REQUIRED WORK: Set down all of the data exactly as it appears.

(Figure record extracts)
*-*-*
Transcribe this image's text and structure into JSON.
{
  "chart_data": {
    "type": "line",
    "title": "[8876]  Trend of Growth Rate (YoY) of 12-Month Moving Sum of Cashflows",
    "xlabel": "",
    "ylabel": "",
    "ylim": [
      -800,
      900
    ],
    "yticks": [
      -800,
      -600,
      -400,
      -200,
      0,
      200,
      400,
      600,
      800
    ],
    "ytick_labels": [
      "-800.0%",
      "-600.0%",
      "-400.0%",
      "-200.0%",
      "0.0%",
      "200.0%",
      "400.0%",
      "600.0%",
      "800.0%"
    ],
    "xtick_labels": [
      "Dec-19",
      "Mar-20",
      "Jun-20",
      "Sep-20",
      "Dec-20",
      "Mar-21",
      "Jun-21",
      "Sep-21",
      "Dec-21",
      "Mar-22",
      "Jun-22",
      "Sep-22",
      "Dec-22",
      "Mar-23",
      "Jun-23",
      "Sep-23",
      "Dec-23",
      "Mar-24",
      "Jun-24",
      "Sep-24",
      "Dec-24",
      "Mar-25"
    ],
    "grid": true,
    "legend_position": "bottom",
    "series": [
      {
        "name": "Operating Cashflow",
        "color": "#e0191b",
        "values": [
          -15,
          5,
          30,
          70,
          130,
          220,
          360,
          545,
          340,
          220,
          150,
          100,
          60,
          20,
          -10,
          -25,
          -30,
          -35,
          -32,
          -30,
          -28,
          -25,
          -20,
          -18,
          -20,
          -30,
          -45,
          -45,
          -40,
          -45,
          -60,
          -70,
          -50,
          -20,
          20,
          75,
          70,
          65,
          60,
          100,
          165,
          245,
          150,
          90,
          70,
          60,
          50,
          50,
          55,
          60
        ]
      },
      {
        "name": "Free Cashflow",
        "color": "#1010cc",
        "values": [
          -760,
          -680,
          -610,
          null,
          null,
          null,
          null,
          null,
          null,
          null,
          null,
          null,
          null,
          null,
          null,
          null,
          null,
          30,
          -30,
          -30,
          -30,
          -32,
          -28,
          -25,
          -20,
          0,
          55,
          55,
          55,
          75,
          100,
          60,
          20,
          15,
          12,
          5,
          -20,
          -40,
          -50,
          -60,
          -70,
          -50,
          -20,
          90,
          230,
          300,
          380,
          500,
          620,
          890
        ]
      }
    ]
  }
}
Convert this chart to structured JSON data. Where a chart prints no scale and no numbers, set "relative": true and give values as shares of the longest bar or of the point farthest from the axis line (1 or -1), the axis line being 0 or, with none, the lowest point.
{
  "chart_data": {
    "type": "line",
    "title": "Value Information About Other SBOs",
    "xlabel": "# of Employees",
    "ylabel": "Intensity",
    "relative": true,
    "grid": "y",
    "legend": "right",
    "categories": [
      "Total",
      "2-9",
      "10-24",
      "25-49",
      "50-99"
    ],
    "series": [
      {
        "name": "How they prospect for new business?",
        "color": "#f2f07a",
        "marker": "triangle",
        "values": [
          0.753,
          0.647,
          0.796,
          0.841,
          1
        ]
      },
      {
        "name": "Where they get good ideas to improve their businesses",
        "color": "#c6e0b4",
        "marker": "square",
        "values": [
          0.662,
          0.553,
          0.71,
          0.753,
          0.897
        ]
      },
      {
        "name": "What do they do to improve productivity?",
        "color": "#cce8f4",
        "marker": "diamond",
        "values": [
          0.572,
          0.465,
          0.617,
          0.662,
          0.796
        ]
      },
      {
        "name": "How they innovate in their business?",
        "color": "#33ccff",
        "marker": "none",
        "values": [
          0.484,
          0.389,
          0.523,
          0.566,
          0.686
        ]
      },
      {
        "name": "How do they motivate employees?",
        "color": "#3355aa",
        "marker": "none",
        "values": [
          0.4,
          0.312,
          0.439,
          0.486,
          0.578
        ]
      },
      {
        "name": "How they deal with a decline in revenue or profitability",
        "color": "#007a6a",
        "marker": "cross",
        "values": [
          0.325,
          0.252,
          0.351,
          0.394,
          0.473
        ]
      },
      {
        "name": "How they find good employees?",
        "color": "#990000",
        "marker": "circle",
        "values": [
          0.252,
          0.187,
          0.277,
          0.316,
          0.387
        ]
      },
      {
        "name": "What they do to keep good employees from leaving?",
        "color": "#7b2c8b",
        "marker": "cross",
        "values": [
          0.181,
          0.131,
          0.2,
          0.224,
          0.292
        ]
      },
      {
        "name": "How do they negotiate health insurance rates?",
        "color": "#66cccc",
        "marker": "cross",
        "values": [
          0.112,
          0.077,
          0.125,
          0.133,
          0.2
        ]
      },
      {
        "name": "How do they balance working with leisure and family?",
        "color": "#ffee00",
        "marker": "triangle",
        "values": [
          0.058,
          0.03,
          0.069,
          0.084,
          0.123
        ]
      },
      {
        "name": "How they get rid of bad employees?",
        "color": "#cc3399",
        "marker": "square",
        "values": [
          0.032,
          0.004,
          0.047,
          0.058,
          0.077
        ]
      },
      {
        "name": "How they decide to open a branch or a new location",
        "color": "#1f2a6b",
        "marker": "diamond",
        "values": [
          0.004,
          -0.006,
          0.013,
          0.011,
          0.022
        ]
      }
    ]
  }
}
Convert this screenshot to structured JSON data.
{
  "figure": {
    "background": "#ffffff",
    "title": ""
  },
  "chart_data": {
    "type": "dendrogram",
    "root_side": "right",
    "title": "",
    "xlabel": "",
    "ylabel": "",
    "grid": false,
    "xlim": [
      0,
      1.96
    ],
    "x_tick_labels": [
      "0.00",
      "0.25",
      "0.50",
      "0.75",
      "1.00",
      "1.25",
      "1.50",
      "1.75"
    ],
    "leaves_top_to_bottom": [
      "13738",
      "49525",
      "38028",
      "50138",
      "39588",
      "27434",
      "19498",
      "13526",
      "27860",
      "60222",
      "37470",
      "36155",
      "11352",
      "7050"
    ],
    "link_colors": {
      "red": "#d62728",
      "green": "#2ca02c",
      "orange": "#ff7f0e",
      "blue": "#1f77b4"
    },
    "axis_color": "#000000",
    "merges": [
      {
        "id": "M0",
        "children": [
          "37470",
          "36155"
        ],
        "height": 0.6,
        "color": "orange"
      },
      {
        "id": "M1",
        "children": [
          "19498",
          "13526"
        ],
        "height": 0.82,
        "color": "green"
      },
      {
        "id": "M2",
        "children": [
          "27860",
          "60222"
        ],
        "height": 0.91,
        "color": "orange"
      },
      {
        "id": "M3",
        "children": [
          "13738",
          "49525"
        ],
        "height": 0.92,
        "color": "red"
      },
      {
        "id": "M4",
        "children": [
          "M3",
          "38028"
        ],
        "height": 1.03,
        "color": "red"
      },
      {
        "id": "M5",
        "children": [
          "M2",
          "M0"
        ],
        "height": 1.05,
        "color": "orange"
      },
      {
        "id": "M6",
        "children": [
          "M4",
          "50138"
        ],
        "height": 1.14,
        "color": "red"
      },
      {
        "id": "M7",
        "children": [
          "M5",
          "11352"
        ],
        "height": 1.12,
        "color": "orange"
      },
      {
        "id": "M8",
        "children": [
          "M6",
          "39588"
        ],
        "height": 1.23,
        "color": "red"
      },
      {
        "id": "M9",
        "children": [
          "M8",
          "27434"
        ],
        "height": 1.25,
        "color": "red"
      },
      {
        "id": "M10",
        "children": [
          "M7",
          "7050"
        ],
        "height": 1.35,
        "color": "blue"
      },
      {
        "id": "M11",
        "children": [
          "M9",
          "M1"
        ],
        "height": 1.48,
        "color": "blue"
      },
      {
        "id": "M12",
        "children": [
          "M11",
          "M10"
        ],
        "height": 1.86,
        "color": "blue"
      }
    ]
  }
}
*-*-*
WRITTEN SOLUTION:
Transcribe this image's text and structure into JSON.
{
  "chart_data": {
    "type": "line",
    "title": "[8876]  Trend of Growth Rate (YoY) of 12-Month Moving Sum of Cashflows",
    "xlabel": "",
    "ylabel": "",
    "ylim": [
      -800,
      900
    ],
    "yticks": [
      -800,
      -600,
      -400,
      -200,
      0,
      200,
      400,
      600,
      800
    ],
    "ytick_labels": [
      "-800.0%",
      "-600.0%",
      "-400.0%",
      "-200.0%",
      "0.0%",
      "200.0%",
      "400.0%",
      "600.0%",
      "800.0%"
    ],
    "xtick_labels": [
      "Dec-19",
      "Mar-20",
      "Jun-20",
      "Sep-20",
      "Dec-20",
      "Mar-21",
      "Jun-21",
      "Sep-21",
      "Dec-21",
      "Mar-22",
      "Jun-22",
      "Sep-22",
      "Dec-22",
      "Mar-23",
      "Jun-23",
      "Sep-23",
      "Dec-23",
      "Mar-24",
      "Jun-24",
      "Sep-24",
      "Dec-24",
      "Mar-25"
    ],
    "grid": true,
    "legend_position": "bottom",
    "series": [
      {
        "name": "Operating Cashflow",
        "color": "#e0191b",
        "values": [
          -15,
          5,
          30,
          70,
          130,
          220,
          360,
          545,
          340,
          220,
          150,
          100,
          60,
          20,
          -10,
          -25,
          -30,
          -35,
          -32,
          -30,
          -28,
          -25,
          -20,
          -18,
          -20,
          -30,
          -45,
          -45,
          -40,
          -45,
          -60,
          -70,
          -50,
          -20,
          20,
          75,
          70,
          65,
          60,
          100,
          165,
          245,
          150,
          90,
          70,
          60,
          50,
          50,
          55,
          60
        ]
      },
      {
        "name": "Free Cashflow",
        "color": "#1010cc",
        "values": [
          -760,
          -680,
          -610,
          null,
          null,
          null,
          null,
          null,
          null,
          null,
          null,
          null,
          null,
          null,
          null,
          null,
          null,
          30,
          -30,
          -30,
          -30,
          -32,
          -28,
          -25,
          -20,
          0,
          55,
          55,
          55,
          75,
          100,
          60,
          20,
          15,
          12,
          5,
          -20,
          -40,
          -50,
          -60,
          -70,
          -50,
          -20,
          90,
          230,
          300,
          380,
          500,
          620,
          890
        ]
      }
    ]
  }
}
Convert this chart to structured JSON data. Where a chart prints no scale and no numbers, set "relative": true and give values as shares of the longest bar or of the point farthest from the axis line (1 or -1), the axis line being 0 or, with none, the lowest point.
{
  "chart_data": {
    "type": "line",
    "title": "Value Information About Other SBOs",
    "xlabel": "# of Employees",
    "ylabel": "Intensity",
    "relative": true,
    "grid": "y",
    "legend": "right",
    "categories": [
      "Total",
      "2-9",
      "10-24",
      "25-49",
      "50-99"
    ],
    "series": [
      {
        "name": "How they prospect for new business?",
        "color": "#f2f07a",
        "marker": "triangle",
        "values": [
          0.753,
          0.647,
          0.796,
          0.841,
          1
        ]
      },
      {
        "name": "Where they get good ideas to improve their businesses",
        "color": "#c6e0b4",
        "marker": "square",
        "values": [
          0.662,
          0.553,
          0.71,
          0.753,
          0.897
        ]
      },
      {
        "name": "What do they do to improve productivity?",
        "color": "#cce8f4",
        "marker": "diamond",
        "values": [
          0.572,
          0.465,
          0.617,
          0.662,
          0.796
        ]
      },
      {
        "name": "How they innovate in their business?",
        "color": "#33ccff",
        "marker": "none",
        "values": [
          0.484,
          0.389,
          0.523,
          0.566,
          0.686
        ]
      },
      {
        "name": "How do they motivate employees?",
        "color": "#3355aa",
        "marker": "none",
        "values": [
          0.4,
          0.312,
          0.439,
          0.486,
          0.578
        ]
      },
      {
        "name": "How they deal with a decline in revenue or profitability",
        "color": "#007a6a",
        "marker": "cross",
        "values": [
          0.325,
          0.252,
          0.351,
          0.394,
          0.473
        ]
      },
      {
        "name": "How they find good employees?",
        "color": "#990000",
        "marker": "circle",
        "values": [
          0.252,
          0.187,
          0.277,
          0.316,
          0.387
        ]
      },
      {
        "name": "What they do to keep good employees from leaving?",
        "color": "#7b2c8b",
        "marker": "cross",
        "values": [
          0.181,
          0.131,
          0.2,
          0.224,
          0.292
        ]
      },
      {
        "name": "How do they negotiate health insurance rates?",
        "color": "#66cccc",
        "marker": "cross",
        "values": [
          0.112,
          0.077,
          0.125,
          0.133,
          0.2
        ]
      },
      {
        "name": "How do they balance working with leisure and family?",
        "color": "#ffee00",
        "marker": "triangle",
        "values": [
          0.058,
          0.03,
          0.069,
          0.084,
          0.123
        ]
      },
      {
        "name": "How they get rid of bad employees?",
        "color": "#cc3399",
        "marker": "square",
        "values": [
          0.032,
          0.004,
          0.047,
          0.058,
          0.077
        ]
      },
      {
        "name": "How they decide to open a branch or a new location",
        "color": "#1f2a6b",
        "marker": "diamond",
        "values": [
          0.004,
          -0.006,
          0.013,
          0.011,
          0.022
        ]
      }
    ]
  }
}
Convert this screenshot to structured JSON data.
{
  "figure": {
    "background": "#ffffff",
    "title": ""
  },
  "chart_data": {
    "type": "dendrogram",
    "root_side": "right",
    "title": "",
    "xlabel": "",
    "ylabel": "",
    "grid": false,
    "xlim": [
      0,
      1.96
    ],
    "x_tick_labels": [
      "0.00",
      "0.25",
      "0.50",
      "0.75",
      "1.00",
      "1.25",
      "1.50",
      "1.75"
    ],
    "leaves_top_to_bottom": [
      "13738",
      "49525",
      "38028",
      "50138",
      "39588",
      "27434",
      "19498",
      "13526",
      "27860",
      "60222",
      "37470",
      "36155",
      "11352",
      "7050"
    ],
    "link_colors": {
      "red": "#d62728",
      "green": "#2ca02c",
      "orange": "#ff7f0e",
      "blue": "#1f77b4"
    },
    "axis_color": "#000000",
    "merges": [
      {
        "id": "M0",
        "children": [
          "37470",
          "36155"
        ],
        "height": 0.6,
        "color": "orange"
      },
      {
        "id": "M1",
        "children": [
          "19498",
          "13526"
        ],
        "height": 0.82,
        "color": "green"
      },
      {
        "id": "M2",
        "children": [
          "27860",
          "60222"
        ],
        "height": 0.91,
        "color": "orange"
      },
      {
        "id": "M3",
        "children": [
          "13738",
          "49525"
        ],
        "height": 0.92,
        "color": "red"
      },
      {
        "id": "M4",
        "children": [
          "M3",
          "38028"
        ],
        "height": 1.03,
        "color": "red"
      },
      {
        "id": "M5",
        "children": [
          "M2",
          "M0"
        ],
        "height": 1.05,
        "color": "orange"
      },
      {
        "id": "M6",
        "children": [
          "M4",
          "50138"
        ],
        "height": 1.14,
        "color": "red"
      },
      {
        "id": "M7",
        "children": [
          "M5",
          "11352"
        ],
        "height": 1.12,
        "color": "orange"
      },
      {
        "id": "M8",
        "children": [
          "M6",
          "39588"
        ],
        "height": 1.23,
        "color": "red"
      },
      {
        "id": "M9",
        "children": [
          "M8",
          "27434"
        ],
        "height": 1.25,
        "color": "red"
      },
      {
        "id": "M10",
        "children": [
          "M7",
          "7050"
        ],
        "height": 1.35,
        "color": "blue"
      },
      {
        "id": "M11",
        "children": [
          "M9",
          "M1"
        ],
        "height": 1.48,
        "color": "blue"
      },
      {
        "id": "M12",
        "children": [
          "M11",
          "M10"
        ],
        "height": 1.86,
        "color": "blue"
      }
    ]
  }
}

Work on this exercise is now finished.